═══ Input data
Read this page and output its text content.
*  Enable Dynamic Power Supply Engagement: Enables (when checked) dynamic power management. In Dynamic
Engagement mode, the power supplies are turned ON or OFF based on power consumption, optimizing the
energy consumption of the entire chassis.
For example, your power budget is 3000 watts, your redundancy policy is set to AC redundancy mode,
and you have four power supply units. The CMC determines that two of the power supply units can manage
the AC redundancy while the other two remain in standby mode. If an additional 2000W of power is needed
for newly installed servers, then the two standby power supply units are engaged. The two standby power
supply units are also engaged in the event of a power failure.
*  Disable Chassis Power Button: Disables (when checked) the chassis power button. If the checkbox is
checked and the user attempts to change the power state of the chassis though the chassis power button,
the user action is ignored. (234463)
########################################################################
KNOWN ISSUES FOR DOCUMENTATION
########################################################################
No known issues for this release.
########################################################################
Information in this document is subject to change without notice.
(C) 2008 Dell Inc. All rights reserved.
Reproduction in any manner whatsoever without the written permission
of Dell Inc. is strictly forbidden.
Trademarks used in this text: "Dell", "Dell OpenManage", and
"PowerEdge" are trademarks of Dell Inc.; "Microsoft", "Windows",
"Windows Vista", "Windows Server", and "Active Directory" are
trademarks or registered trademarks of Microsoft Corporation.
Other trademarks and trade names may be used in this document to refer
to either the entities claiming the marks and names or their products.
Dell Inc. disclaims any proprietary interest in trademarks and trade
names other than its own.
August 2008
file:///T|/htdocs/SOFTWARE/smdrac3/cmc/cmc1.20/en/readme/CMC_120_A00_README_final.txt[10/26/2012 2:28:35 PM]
══════
▸ Task goal: Extract, word for word, each line of the listing above.

▸ Response:
Read this page and output its text content.
*  Enable Dynamic Power Supply Engagement: Enables (when checked) dynamic power management. In Dynamic
Engagement mode, the power supplies are turned ON or OFF based on power consumption, optimizing the
energy consumption of the entire chassis.
For example, your power budget is 3000 watts, your redundancy policy is set to AC redundancy mode,
and you have four power supply units. The CMC determines that two of the power supply units can manage
the AC redundancy while the other two remain in standby mode. If an additional 2000W of power is needed
for newly installed servers, then the two standby power supply units are engaged. The two standby power
supply units are also engaged in the event of a power failure.
*  Disable Chassis Power Button: Disables (when checked) the chassis power button. If the checkbox is
checked and the user attempts to change the power state of the chassis though the chassis power button,
the user action is ignored. (234463)
########################################################################
KNOWN ISSUES FOR DOCUMENTATION
########################################################################
No known issues for this release.
########################################################################
Information in this document is subject to change without notice.
(C) 2008 Dell Inc. All rights reserved.
Reproduction in any manner whatsoever without the written permission
of Dell Inc. is strictly forbidden.
Trademarks used in this text: "Dell", "Dell OpenManage", and
"PowerEdge" are trademarks of Dell Inc.; "Microsoft", "Windows",
"Windows Vista", "Windows Server", and "Active Directory" are
trademarks or registered trademarks of Microsoft Corporation.
Other trademarks and trade names may be used in this document to refer
to either the entities claiming the marks and names or their products.
Dell Inc. disclaims any proprietary interest in trademarks and trade
names other than its own.
August 2008
file:///T|/htdocs/SOFTWARE/smdrac3/cmc/cmc1.20/en/readme/CMC_120_A00_README_final.txt[10/26/2012 2:28:35 PM]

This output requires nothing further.